## begin Stored rows
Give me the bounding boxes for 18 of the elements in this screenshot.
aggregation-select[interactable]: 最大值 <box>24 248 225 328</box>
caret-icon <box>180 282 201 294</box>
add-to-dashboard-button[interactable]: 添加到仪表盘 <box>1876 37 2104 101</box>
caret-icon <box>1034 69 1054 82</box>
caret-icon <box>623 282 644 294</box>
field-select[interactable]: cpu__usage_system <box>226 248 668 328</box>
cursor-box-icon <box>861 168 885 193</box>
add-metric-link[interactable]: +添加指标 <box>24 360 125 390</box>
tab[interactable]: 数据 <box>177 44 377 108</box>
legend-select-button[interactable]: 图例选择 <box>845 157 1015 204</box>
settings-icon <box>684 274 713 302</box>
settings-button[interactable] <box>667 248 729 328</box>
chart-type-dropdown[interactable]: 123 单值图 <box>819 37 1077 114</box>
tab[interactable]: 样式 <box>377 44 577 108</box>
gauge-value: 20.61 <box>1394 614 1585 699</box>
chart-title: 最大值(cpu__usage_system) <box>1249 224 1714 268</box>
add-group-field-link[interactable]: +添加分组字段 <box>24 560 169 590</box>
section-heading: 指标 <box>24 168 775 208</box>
## end Stored rows
#### [What is needed]
Please repeat the rows above verbatim, from the very first row through the row that contains "tab[interactable]: 数据 <box>177", with that row included.

#### [Complete answer]
Give me the bounding boxes for 18 of the elements in this screenshot.
aggregation-select[interactable]: 最大值 <box>24 248 225 328</box>
caret-icon <box>180 282 201 294</box>
add-to-dashboard-button[interactable]: 添加到仪表盘 <box>1876 37 2104 101</box>
caret-icon <box>1034 69 1054 82</box>
caret-icon <box>623 282 644 294</box>
field-select[interactable]: cpu__usage_system <box>226 248 668 328</box>
cursor-box-icon <box>861 168 885 193</box>
add-metric-link[interactable]: +添加指标 <box>24 360 125 390</box>
tab[interactable]: 数据 <box>177 44 377 108</box>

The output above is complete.